Brief ▸ Tally every line featuring "sebagai", then give that tally alone.

--- START Records for processing ---

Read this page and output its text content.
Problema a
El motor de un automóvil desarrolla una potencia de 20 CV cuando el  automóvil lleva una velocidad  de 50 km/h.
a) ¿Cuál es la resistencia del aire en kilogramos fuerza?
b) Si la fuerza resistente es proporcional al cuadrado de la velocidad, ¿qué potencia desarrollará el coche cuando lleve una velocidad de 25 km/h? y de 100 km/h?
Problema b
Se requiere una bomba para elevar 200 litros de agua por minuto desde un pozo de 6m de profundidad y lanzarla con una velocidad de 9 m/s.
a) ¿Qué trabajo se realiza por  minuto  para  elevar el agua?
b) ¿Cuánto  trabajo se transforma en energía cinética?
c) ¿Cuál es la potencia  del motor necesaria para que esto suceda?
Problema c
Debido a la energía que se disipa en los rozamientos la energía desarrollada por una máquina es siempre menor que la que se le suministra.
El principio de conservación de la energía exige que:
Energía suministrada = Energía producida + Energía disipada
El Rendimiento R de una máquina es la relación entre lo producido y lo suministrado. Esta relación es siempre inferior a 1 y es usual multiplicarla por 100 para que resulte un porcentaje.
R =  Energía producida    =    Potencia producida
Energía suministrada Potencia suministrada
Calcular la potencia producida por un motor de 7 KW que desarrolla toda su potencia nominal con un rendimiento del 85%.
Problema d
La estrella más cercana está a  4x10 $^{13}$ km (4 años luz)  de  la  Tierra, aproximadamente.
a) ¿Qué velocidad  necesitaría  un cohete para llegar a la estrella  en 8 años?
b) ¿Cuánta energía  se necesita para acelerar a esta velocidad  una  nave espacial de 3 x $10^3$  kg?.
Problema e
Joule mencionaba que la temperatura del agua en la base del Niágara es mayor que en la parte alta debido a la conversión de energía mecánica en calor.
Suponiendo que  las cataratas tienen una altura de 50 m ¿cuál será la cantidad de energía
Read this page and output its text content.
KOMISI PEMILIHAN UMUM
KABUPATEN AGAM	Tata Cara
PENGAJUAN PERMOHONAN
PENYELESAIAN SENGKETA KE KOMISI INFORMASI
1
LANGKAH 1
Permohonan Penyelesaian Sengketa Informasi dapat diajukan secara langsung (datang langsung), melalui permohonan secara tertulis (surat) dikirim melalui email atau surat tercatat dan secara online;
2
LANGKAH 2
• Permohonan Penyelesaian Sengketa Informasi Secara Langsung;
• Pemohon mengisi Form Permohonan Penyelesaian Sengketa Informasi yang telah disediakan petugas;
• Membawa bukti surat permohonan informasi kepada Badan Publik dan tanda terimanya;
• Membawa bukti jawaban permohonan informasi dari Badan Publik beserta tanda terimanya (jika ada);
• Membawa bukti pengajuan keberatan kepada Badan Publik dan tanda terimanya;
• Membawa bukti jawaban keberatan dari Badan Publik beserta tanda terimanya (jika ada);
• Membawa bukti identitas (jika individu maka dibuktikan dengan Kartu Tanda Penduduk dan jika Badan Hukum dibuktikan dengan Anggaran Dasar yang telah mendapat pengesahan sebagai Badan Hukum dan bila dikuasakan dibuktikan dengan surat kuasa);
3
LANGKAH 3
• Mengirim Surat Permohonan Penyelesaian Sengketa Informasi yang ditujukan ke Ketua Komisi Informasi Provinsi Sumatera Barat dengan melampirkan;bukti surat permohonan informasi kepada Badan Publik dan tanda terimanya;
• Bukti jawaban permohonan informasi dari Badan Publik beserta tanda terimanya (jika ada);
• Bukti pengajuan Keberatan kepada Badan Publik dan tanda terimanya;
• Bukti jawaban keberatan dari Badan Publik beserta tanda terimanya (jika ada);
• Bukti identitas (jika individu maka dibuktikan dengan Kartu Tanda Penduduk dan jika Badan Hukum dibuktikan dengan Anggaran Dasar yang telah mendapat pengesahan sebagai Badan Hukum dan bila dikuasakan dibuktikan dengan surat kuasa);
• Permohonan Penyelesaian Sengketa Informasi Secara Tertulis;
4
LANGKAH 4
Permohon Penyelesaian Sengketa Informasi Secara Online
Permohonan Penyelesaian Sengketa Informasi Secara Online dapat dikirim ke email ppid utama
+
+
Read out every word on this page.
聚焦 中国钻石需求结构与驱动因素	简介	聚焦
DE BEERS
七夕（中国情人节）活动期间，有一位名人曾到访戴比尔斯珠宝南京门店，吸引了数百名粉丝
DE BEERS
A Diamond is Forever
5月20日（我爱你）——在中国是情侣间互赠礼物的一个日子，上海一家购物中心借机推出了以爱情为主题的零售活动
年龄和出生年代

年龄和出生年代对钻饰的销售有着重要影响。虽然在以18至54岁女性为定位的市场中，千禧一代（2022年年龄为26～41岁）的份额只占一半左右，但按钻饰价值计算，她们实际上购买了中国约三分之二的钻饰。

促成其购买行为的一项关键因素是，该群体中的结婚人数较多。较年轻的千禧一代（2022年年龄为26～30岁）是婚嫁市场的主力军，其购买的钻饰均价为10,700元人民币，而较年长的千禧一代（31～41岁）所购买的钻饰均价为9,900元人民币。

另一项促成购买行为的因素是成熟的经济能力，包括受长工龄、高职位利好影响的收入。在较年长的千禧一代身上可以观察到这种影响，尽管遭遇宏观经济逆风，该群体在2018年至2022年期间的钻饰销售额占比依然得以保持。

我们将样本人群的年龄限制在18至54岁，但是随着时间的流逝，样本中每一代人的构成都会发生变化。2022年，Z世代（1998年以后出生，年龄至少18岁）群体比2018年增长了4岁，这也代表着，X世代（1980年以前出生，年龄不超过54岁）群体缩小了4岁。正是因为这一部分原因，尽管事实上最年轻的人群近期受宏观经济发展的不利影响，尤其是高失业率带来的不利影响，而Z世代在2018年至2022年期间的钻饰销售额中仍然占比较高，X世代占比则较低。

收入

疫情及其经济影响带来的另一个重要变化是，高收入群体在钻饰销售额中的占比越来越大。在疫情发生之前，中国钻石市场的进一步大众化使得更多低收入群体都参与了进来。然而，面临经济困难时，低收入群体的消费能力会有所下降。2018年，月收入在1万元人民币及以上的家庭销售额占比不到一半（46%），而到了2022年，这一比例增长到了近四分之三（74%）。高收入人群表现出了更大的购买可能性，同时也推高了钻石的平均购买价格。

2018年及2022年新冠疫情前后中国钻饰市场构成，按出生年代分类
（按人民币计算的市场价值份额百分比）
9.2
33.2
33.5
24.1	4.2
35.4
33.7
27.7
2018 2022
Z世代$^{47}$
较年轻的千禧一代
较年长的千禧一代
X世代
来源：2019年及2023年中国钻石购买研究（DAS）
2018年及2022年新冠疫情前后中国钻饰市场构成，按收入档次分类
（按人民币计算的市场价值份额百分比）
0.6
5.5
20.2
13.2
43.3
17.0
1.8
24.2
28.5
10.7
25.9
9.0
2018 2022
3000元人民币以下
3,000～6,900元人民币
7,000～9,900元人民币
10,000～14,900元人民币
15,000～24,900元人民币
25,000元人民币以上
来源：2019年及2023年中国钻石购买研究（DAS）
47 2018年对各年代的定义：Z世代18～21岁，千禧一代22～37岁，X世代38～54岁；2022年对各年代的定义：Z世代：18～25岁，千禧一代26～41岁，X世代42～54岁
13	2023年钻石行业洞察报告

--- END Records for processing ---

Exercise response ▸ 2